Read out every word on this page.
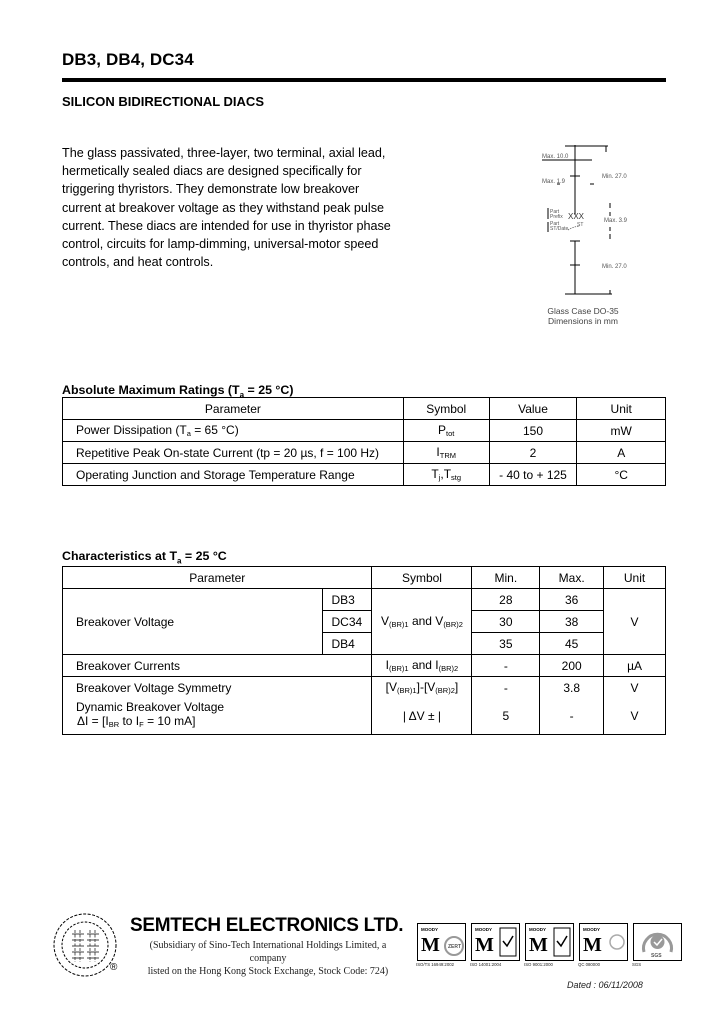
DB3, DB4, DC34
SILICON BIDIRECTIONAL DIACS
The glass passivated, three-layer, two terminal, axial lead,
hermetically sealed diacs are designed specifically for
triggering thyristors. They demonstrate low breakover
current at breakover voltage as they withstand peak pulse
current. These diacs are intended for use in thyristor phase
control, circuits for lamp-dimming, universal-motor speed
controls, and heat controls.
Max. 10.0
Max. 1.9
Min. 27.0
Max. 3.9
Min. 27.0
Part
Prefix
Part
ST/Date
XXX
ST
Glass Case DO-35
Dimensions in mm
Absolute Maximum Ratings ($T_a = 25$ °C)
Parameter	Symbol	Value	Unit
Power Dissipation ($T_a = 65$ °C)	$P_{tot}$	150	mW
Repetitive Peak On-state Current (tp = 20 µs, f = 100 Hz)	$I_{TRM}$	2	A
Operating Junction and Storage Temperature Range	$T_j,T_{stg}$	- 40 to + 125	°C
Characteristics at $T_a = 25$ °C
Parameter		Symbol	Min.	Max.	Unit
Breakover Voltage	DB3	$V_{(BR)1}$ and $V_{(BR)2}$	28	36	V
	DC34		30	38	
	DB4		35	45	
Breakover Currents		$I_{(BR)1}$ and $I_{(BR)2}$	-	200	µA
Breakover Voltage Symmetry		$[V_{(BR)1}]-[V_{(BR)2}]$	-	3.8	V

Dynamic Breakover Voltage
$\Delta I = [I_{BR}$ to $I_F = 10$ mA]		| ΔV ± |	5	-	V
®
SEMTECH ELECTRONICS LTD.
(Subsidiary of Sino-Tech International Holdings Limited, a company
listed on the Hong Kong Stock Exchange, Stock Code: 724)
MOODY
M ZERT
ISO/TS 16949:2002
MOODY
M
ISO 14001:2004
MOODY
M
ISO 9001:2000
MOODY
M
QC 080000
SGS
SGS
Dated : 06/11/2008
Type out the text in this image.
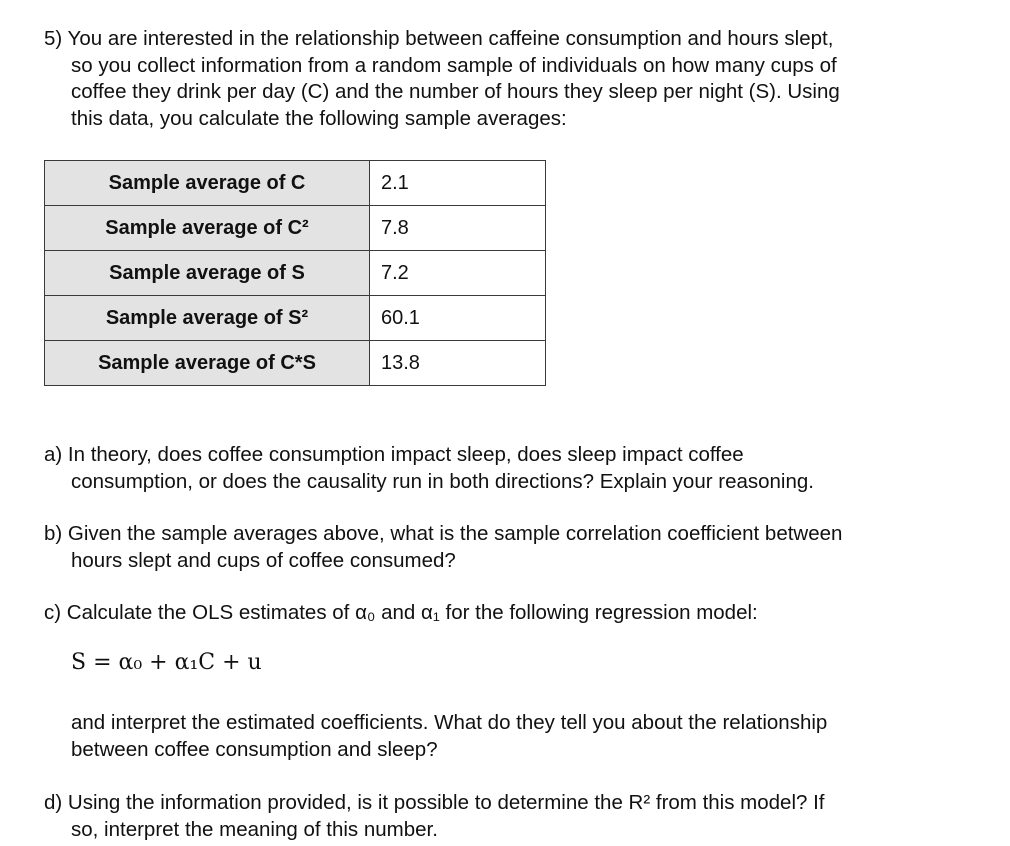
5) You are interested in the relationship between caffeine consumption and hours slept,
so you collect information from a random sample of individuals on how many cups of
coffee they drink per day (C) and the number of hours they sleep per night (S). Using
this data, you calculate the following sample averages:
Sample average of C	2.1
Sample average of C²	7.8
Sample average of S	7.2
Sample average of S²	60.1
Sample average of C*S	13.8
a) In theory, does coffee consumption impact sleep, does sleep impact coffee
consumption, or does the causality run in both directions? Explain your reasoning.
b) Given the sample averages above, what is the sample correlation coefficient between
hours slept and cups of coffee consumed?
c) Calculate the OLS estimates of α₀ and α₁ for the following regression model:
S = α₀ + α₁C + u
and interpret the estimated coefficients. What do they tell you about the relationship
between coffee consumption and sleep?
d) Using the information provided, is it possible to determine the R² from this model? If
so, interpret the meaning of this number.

- **Exercise directions**:
Pick out the lines containing the word "number" and show them.

- **Task answer**:
coffee they drink per day (C) and the number of hours they sleep per night (S). Using
so, interpret the meaning of this number.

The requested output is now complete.